#### Ihre Aufgabe:
Führen Sie den Text über Goldmünzen als militärisches Notgeld im Anschluss an seinen letzten Satz weiter.

#### Ausgewählter Textauszug:
Hinter feindlichen Linien - Militärischer Einsatz von Goldmünzen als Notgeld
07.01.2020 | Ronan Manly
Bei der Recherche zum Artikel "Die Macht von Gold in Krisenzeiten" (der Beispiele für Gold als ultimativer Vermögenswert in Zeiten der Krise und Not behandelte, wie z. B. Venezuela, Argentinien und Simbabwe) stieß ich auf einige faszinierende Berichte, in denen Gold (vor allem Goldmünzen) von militärischen Eliteeinheiten im Krieg und in Konfliktsituationen hinter feindlichen Linien als Notgeld eingesetzt wurde.
Da dies ein bisschen anders ist als die wirtschaftliche Notwendigkeit, sich Gold zunutze zu machen, wenn Volkswirtschaften zusammenbrechen, dachte ich, es wäre das Beste, es in einem separaten Artikel zu thematisieren. Denn im Gegensatz dazu, in Gefahr zu geraten, entscheidet sich das Militärpersonal, das hinter feindlichen Linien agiert, für die Gefahr. Allerdings gibt es in beiden Fällen Parallelen und in beiden Fällen steht Gold zur Rettung bereit und bietet seinem Besitzer Wahlmöglichkeiten sowie wirtschaftliche und persönliche Freiheit. Gold kann sowohl bei wirtschaftlichen Zusammenbrüchen als auch in Kriegsgebieten manchmal sogar den Unterschied zwischen Leben und Tod bedeuten.
Doch warum ist das so? Im Wesentlichen ist und war Gold schon immer universelles Geld, das überall verwendet werden kann und auch akzeptiert wird. Und im Gegenzug liegt das daran, dass nur physisches Gold die universelle Anerkennung, Akzeptanz und Verhandlungsmacht besitzt, an die keine Papierwährung je auch nur herankommen könnte. Die weltweite Militärelite weiß das (im Gegensatz zu dem, was ihre Politiker behaupten). Aus diesem Grund rüsten sie ihre Soldaten und Piloten mit Goldmünzen und anderen Goldgegenständen für die Verwendung als Notgeld aus, wenn sich diese Streitkräfte auf feindliches Gebiet begeben.
Von Flucht und Ausweichen zu Überlebenstausch
Zum Beispiel rüstete das US-Militär seine Piloten und Fallschirmjäger im Zweiten Weltkrieg und im Vietnamkrieg mit sogenannten "Life Barter Kits" (zu Deutsch so viel wie "Überlebenstausch-Kits") aus. In diesen Kits befanden sich zum Beispiel "1,08 Feinunzen 10-karätiges Gold und eine Milus Snow Star Armbanduhr, wobei das Gold im Barter-Kit aus 1 Goldgliederkette mit vier Gliedern der Länge 1 ¾ Zoll, 1 gestanzten Goldanhänger und 2 Goldringen besteht".
In derselben Art rüstete das britische Verteidigungsministerium (MoD) ihre Truppen des Special Air Service (SAS) und Piloten der Royal Air Force (RAF) während des Zweiten Weltkriegs mit der berühmten Goldmünze Sovereign als Teil einer ähnlichen "Flucht- und Ausweich-" Überlebensausrüstung aus.

#### Extrahierte Daten:
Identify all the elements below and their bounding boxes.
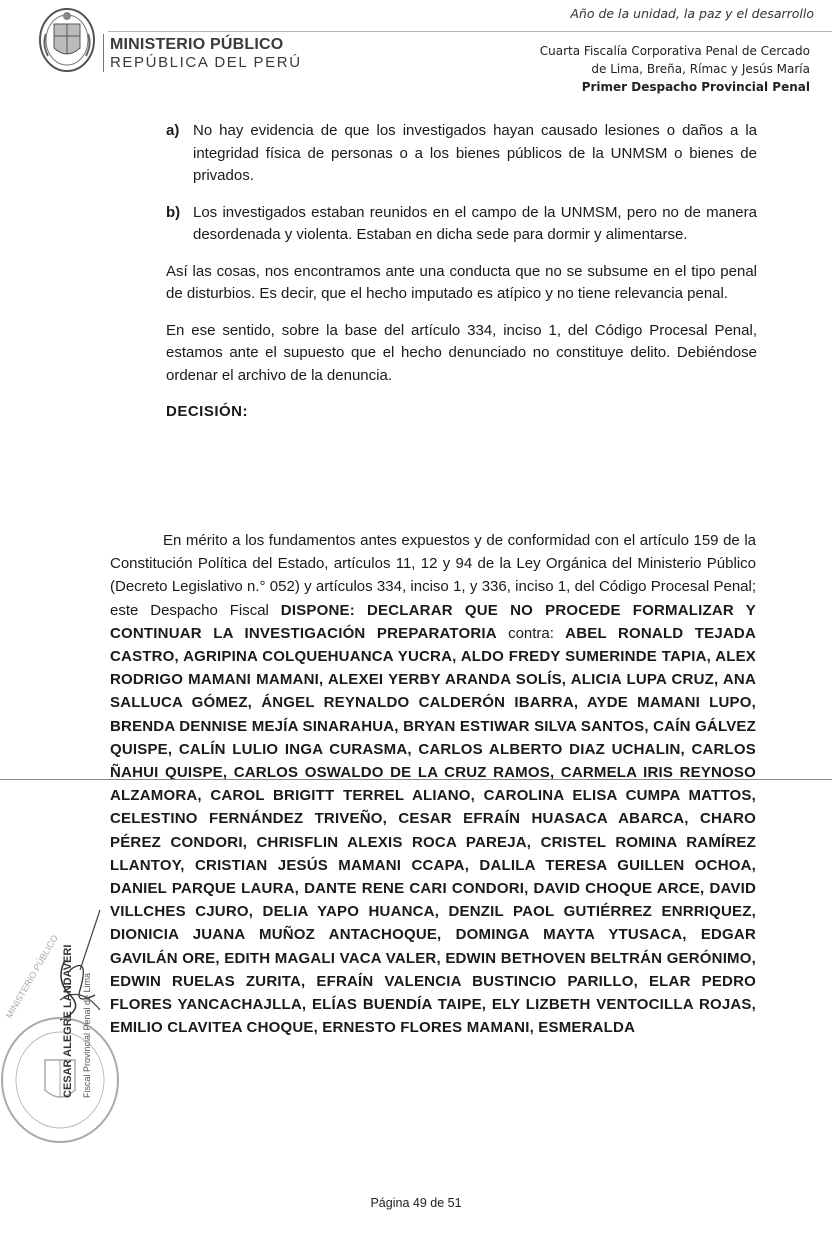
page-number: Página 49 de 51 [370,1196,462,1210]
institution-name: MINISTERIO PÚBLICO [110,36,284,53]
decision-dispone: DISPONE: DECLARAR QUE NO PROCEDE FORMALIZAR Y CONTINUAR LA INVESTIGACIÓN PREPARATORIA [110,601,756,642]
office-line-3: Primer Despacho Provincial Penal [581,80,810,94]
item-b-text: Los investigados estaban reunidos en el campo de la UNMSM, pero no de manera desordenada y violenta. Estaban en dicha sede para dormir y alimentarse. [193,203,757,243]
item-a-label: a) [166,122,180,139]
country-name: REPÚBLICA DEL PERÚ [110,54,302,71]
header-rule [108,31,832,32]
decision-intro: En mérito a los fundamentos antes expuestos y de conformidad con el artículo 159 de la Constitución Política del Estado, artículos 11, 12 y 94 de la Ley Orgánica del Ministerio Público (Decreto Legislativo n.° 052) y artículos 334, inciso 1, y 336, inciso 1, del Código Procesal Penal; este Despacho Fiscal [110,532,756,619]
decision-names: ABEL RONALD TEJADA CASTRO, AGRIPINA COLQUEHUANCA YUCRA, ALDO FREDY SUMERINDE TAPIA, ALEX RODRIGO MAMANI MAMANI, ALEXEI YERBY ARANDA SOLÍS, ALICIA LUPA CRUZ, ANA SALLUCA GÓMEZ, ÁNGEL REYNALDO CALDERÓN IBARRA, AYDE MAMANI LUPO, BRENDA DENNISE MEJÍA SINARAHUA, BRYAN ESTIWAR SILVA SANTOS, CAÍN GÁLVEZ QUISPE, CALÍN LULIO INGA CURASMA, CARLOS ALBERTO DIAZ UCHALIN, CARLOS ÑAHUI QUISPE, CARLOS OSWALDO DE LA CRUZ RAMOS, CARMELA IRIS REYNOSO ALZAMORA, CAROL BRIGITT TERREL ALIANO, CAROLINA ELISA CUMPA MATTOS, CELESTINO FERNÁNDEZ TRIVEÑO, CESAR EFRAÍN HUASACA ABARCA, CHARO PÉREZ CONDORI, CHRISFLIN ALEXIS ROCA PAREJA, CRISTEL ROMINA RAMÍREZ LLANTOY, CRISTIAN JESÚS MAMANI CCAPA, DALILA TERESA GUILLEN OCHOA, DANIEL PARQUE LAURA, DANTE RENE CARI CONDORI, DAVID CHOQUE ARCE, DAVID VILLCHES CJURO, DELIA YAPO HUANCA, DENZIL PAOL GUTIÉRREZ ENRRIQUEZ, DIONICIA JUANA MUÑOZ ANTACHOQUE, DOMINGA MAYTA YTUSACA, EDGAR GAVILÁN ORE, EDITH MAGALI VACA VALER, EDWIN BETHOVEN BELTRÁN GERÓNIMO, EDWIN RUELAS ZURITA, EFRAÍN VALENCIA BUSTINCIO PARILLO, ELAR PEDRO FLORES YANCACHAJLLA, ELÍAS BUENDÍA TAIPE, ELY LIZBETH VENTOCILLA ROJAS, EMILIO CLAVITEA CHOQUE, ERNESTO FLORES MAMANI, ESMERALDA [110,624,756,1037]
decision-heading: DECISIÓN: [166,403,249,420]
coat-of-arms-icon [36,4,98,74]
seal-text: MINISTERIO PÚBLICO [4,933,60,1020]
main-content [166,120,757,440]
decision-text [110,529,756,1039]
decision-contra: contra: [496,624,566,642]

#### Ergebnis der Übung:
Jedoch ist die Ausgabe von Gold-Sovereigns an britische Truppen nicht nur eine historische Begebenheit. Das MoD führt diese Tradition in der heutigen Zeit weiter und verteilt Gold-Sovereigns an Militärpersonal in heutigen Konflikten eigens für den Gebrauch als Tauschobjekt oder um sich aus Schwierigkeiten herauskaufen zu können, wenn sie feindlichen Truppen begegnen. Am anschaulichsten illustriert, ist das vielleicht durch die interessanten und eindringlichen Berichte der zu Autoren gewordenen Kämpfer, die am Golfkrieg 1991 teilnahmen.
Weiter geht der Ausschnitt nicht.